Recorded data:
▼

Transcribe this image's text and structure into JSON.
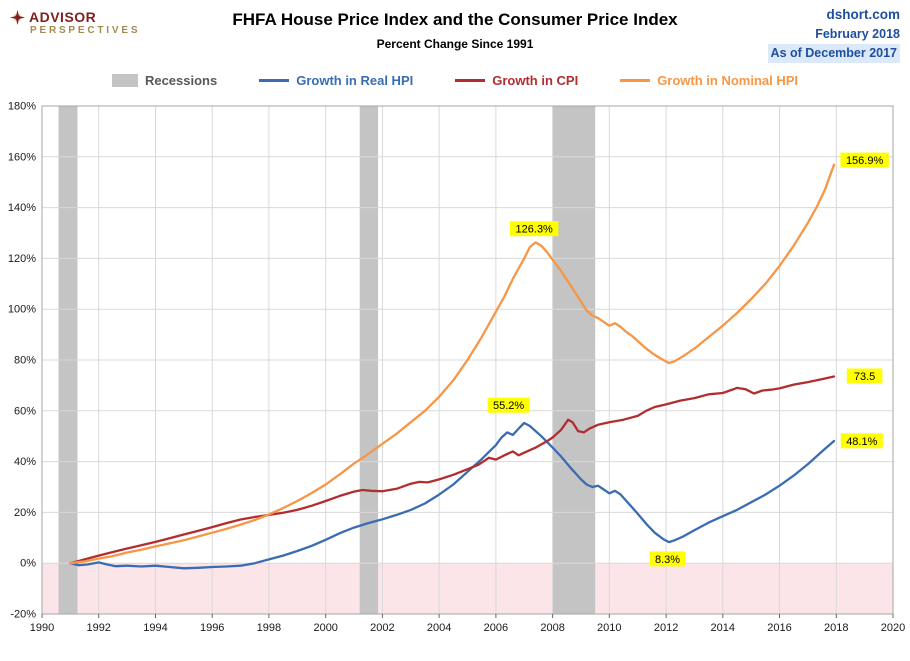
{
  "header": {
    "logo_line1": "ADVISOR",
    "logo_line2": "PERSPECTIVES",
    "title": "FHFA House Price Index and the Consumer Price Index",
    "subtitle": "Percent Change Since 1991",
    "source": "dshort.com",
    "date": "February 2018",
    "as_of": "As of December 2017"
  },
  "legend": [
    {
      "label": "Recessions",
      "swatch": "box",
      "color": "#C4C4C4",
      "text_color": "#595959"
    },
    {
      "label": "Growth in Real HPI",
      "swatch": "line",
      "color": "#3A6CB4",
      "text_color": "#3A6CB4"
    },
    {
      "label": "Growth in CPI",
      "swatch": "line",
      "color": "#B22E2E",
      "text_color": "#B22E2E"
    },
    {
      "label": "Growth in Nominal HPI",
      "swatch": "line",
      "color": "#F79646",
      "text_color": "#F79646"
    }
  ],
  "chart_data": {
    "type": "line",
    "title": "FHFA House Price Index and the Consumer Price Index",
    "subtitle": "Percent Change Since 1991",
    "xlabel": "",
    "ylabel": "",
    "x_range": [
      1990,
      2020
    ],
    "y_range": [
      -20,
      180
    ],
    "x_ticks": [
      1990,
      1992,
      1994,
      1996,
      1998,
      2000,
      2002,
      2004,
      2006,
      2008,
      2010,
      2012,
      2014,
      2016,
      2018,
      2020
    ],
    "y_ticks": [
      180,
      160,
      140,
      120,
      100,
      80,
      60,
      40,
      20,
      0,
      -20
    ],
    "y_tick_suffix": "%",
    "grid": true,
    "grid_color": "#D9D9D9",
    "border_color": "#A6A6A6",
    "tick_color": "#666666",
    "below_zero_fill": "#FBE5E9",
    "recession_color": "#C4C4C4",
    "label_bg": "#FFFF00",
    "legend_position": "top",
    "recessions": [
      [
        1990.58,
        1991.25
      ],
      [
        2001.2,
        2001.85
      ],
      [
        2008.0,
        2009.5
      ]
    ],
    "series": [
      {
        "name": "Growth in Real HPI",
        "color": "#3A6CB4",
        "end_value": 48.1,
        "points": [
          [
            1991.0,
            0
          ],
          [
            1991.3,
            -0.8
          ],
          [
            1991.6,
            -0.5
          ],
          [
            1992.0,
            0.3
          ],
          [
            1992.3,
            -0.5
          ],
          [
            1992.6,
            -1.2
          ],
          [
            1993.0,
            -1.0
          ],
          [
            1993.5,
            -1.3
          ],
          [
            1994.0,
            -1.0
          ],
          [
            1994.5,
            -1.5
          ],
          [
            1995.0,
            -2.0
          ],
          [
            1995.5,
            -1.8
          ],
          [
            1996.0,
            -1.5
          ],
          [
            1996.5,
            -1.3
          ],
          [
            1997.0,
            -1.0
          ],
          [
            1997.5,
            0.0
          ],
          [
            1998.0,
            1.5
          ],
          [
            1998.5,
            3.0
          ],
          [
            1999.0,
            4.8
          ],
          [
            1999.5,
            6.8
          ],
          [
            2000.0,
            9.2
          ],
          [
            2000.5,
            11.8
          ],
          [
            2001.0,
            14.0
          ],
          [
            2001.5,
            15.8
          ],
          [
            2002.0,
            17.3
          ],
          [
            2002.5,
            19.0
          ],
          [
            2003.0,
            21.0
          ],
          [
            2003.5,
            23.5
          ],
          [
            2004.0,
            27.0
          ],
          [
            2004.5,
            31.0
          ],
          [
            2005.0,
            36.0
          ],
          [
            2005.5,
            41.0
          ],
          [
            2006.0,
            46.5
          ],
          [
            2006.2,
            49.5
          ],
          [
            2006.4,
            51.5
          ],
          [
            2006.6,
            50.5
          ],
          [
            2006.8,
            53.0
          ],
          [
            2007.0,
            55.2
          ],
          [
            2007.2,
            54.0
          ],
          [
            2007.4,
            52.0
          ],
          [
            2007.6,
            50.0
          ],
          [
            2008.0,
            45.5
          ],
          [
            2008.3,
            42.0
          ],
          [
            2008.6,
            38.0
          ],
          [
            2009.0,
            33.0
          ],
          [
            2009.2,
            31.0
          ],
          [
            2009.4,
            30.0
          ],
          [
            2009.6,
            30.5
          ],
          [
            2009.8,
            29.0
          ],
          [
            2010.0,
            27.5
          ],
          [
            2010.2,
            28.5
          ],
          [
            2010.4,
            27.0
          ],
          [
            2010.6,
            24.5
          ],
          [
            2010.8,
            22.0
          ],
          [
            2011.0,
            19.5
          ],
          [
            2011.3,
            15.5
          ],
          [
            2011.6,
            12.0
          ],
          [
            2011.9,
            9.5
          ],
          [
            2012.1,
            8.3
          ],
          [
            2012.3,
            9.0
          ],
          [
            2012.6,
            10.5
          ],
          [
            2013.0,
            13.0
          ],
          [
            2013.5,
            16.0
          ],
          [
            2014.0,
            18.5
          ],
          [
            2014.5,
            21.0
          ],
          [
            2015.0,
            24.0
          ],
          [
            2015.5,
            27.0
          ],
          [
            2016.0,
            30.5
          ],
          [
            2016.5,
            34.5
          ],
          [
            2017.0,
            39.0
          ],
          [
            2017.3,
            42.0
          ],
          [
            2017.6,
            45.0
          ],
          [
            2017.92,
            48.1
          ]
        ]
      },
      {
        "name": "Growth in CPI",
        "color": "#B22E2E",
        "end_value": 73.5,
        "points": [
          [
            1991.0,
            0
          ],
          [
            1991.5,
            1.5
          ],
          [
            1992.0,
            3.0
          ],
          [
            1992.5,
            4.4
          ],
          [
            1993.0,
            5.8
          ],
          [
            1993.5,
            7.1
          ],
          [
            1994.0,
            8.4
          ],
          [
            1994.5,
            9.8
          ],
          [
            1995.0,
            11.3
          ],
          [
            1995.5,
            12.7
          ],
          [
            1996.0,
            14.2
          ],
          [
            1996.5,
            15.8
          ],
          [
            1997.0,
            17.2
          ],
          [
            1997.5,
            18.2
          ],
          [
            1998.0,
            19.0
          ],
          [
            1998.5,
            19.9
          ],
          [
            1999.0,
            21.0
          ],
          [
            1999.5,
            22.6
          ],
          [
            2000.0,
            24.5
          ],
          [
            2000.5,
            26.5
          ],
          [
            2001.0,
            28.2
          ],
          [
            2001.3,
            28.8
          ],
          [
            2001.6,
            28.5
          ],
          [
            2002.0,
            28.3
          ],
          [
            2002.5,
            29.3
          ],
          [
            2003.0,
            31.3
          ],
          [
            2003.3,
            32.0
          ],
          [
            2003.6,
            31.8
          ],
          [
            2004.0,
            33.0
          ],
          [
            2004.5,
            34.8
          ],
          [
            2005.0,
            37.0
          ],
          [
            2005.4,
            38.8
          ],
          [
            2005.75,
            41.5
          ],
          [
            2006.0,
            40.8
          ],
          [
            2006.3,
            42.5
          ],
          [
            2006.6,
            44.0
          ],
          [
            2006.8,
            42.5
          ],
          [
            2007.0,
            43.5
          ],
          [
            2007.4,
            45.5
          ],
          [
            2007.8,
            48.0
          ],
          [
            2008.0,
            49.5
          ],
          [
            2008.3,
            52.5
          ],
          [
            2008.55,
            56.5
          ],
          [
            2008.7,
            55.5
          ],
          [
            2008.9,
            52.0
          ],
          [
            2009.1,
            51.5
          ],
          [
            2009.3,
            53.0
          ],
          [
            2009.6,
            54.5
          ],
          [
            2010.0,
            55.5
          ],
          [
            2010.5,
            56.5
          ],
          [
            2011.0,
            58.0
          ],
          [
            2011.3,
            60.0
          ],
          [
            2011.6,
            61.5
          ],
          [
            2012.0,
            62.5
          ],
          [
            2012.5,
            64.0
          ],
          [
            2013.0,
            65.0
          ],
          [
            2013.5,
            66.5
          ],
          [
            2014.0,
            67.0
          ],
          [
            2014.5,
            69.0
          ],
          [
            2014.8,
            68.5
          ],
          [
            2015.1,
            66.8
          ],
          [
            2015.4,
            68.0
          ],
          [
            2015.7,
            68.3
          ],
          [
            2016.0,
            68.8
          ],
          [
            2016.5,
            70.3
          ],
          [
            2017.0,
            71.3
          ],
          [
            2017.5,
            72.5
          ],
          [
            2017.92,
            73.5
          ]
        ]
      },
      {
        "name": "Growth in Nominal HPI",
        "color": "#F79646",
        "end_value": 156.9,
        "points": [
          [
            1991.0,
            0
          ],
          [
            1991.5,
            0.7
          ],
          [
            1992.0,
            1.8
          ],
          [
            1992.5,
            2.8
          ],
          [
            1993.0,
            4.2
          ],
          [
            1993.5,
            5.3
          ],
          [
            1994.0,
            6.6
          ],
          [
            1994.5,
            7.8
          ],
          [
            1995.0,
            9.0
          ],
          [
            1995.5,
            10.5
          ],
          [
            1996.0,
            12.0
          ],
          [
            1996.5,
            13.5
          ],
          [
            1997.0,
            15.2
          ],
          [
            1997.5,
            17.0
          ],
          [
            1998.0,
            19.2
          ],
          [
            1998.5,
            21.7
          ],
          [
            1999.0,
            24.5
          ],
          [
            1999.5,
            27.6
          ],
          [
            2000.0,
            31.0
          ],
          [
            2000.5,
            35.0
          ],
          [
            2001.0,
            39.2
          ],
          [
            2001.5,
            43.0
          ],
          [
            2002.0,
            47.0
          ],
          [
            2002.5,
            51.0
          ],
          [
            2003.0,
            55.5
          ],
          [
            2003.5,
            60.0
          ],
          [
            2004.0,
            65.5
          ],
          [
            2004.5,
            72.0
          ],
          [
            2005.0,
            80.0
          ],
          [
            2005.5,
            89.0
          ],
          [
            2006.0,
            99.0
          ],
          [
            2006.3,
            105.0
          ],
          [
            2006.6,
            112.0
          ],
          [
            2007.0,
            120.0
          ],
          [
            2007.2,
            124.5
          ],
          [
            2007.4,
            126.3
          ],
          [
            2007.6,
            125.0
          ],
          [
            2007.8,
            122.5
          ],
          [
            2008.0,
            119.5
          ],
          [
            2008.3,
            115.0
          ],
          [
            2008.6,
            110.0
          ],
          [
            2009.0,
            103.0
          ],
          [
            2009.2,
            99.5
          ],
          [
            2009.4,
            97.5
          ],
          [
            2009.6,
            96.5
          ],
          [
            2009.8,
            95.0
          ],
          [
            2010.0,
            93.5
          ],
          [
            2010.2,
            94.5
          ],
          [
            2010.4,
            93.0
          ],
          [
            2010.6,
            91.0
          ],
          [
            2010.8,
            89.5
          ],
          [
            2011.0,
            87.5
          ],
          [
            2011.3,
            84.5
          ],
          [
            2011.6,
            82.0
          ],
          [
            2011.9,
            80.0
          ],
          [
            2012.1,
            78.8
          ],
          [
            2012.3,
            79.5
          ],
          [
            2012.6,
            81.5
          ],
          [
            2013.0,
            84.5
          ],
          [
            2013.5,
            89.0
          ],
          [
            2014.0,
            93.5
          ],
          [
            2014.5,
            98.5
          ],
          [
            2015.0,
            104.0
          ],
          [
            2015.5,
            110.0
          ],
          [
            2016.0,
            117.0
          ],
          [
            2016.5,
            125.0
          ],
          [
            2017.0,
            134.0
          ],
          [
            2017.3,
            140.0
          ],
          [
            2017.6,
            147.0
          ],
          [
            2017.92,
            156.9
          ]
        ]
      }
    ],
    "annotations": [
      {
        "text": "126.3%",
        "x": 2007.35,
        "y": 131.5
      },
      {
        "text": "156.9%",
        "x": 2019.0,
        "y": 158.5
      },
      {
        "text": "55.2%",
        "x": 2006.45,
        "y": 62
      },
      {
        "text": "73.5",
        "x": 2019.0,
        "y": 73.5
      },
      {
        "text": "48.1%",
        "x": 2018.9,
        "y": 48
      },
      {
        "text": "8.3%",
        "x": 2012.05,
        "y": 1.5
      }
    ]
  }
}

▲

• Aim: Extract from the material all lines containing the string "Nominal".

• Answer to the task:
      "label": "Growth in Nominal HPI",
        "name": "Growth in Nominal HPI",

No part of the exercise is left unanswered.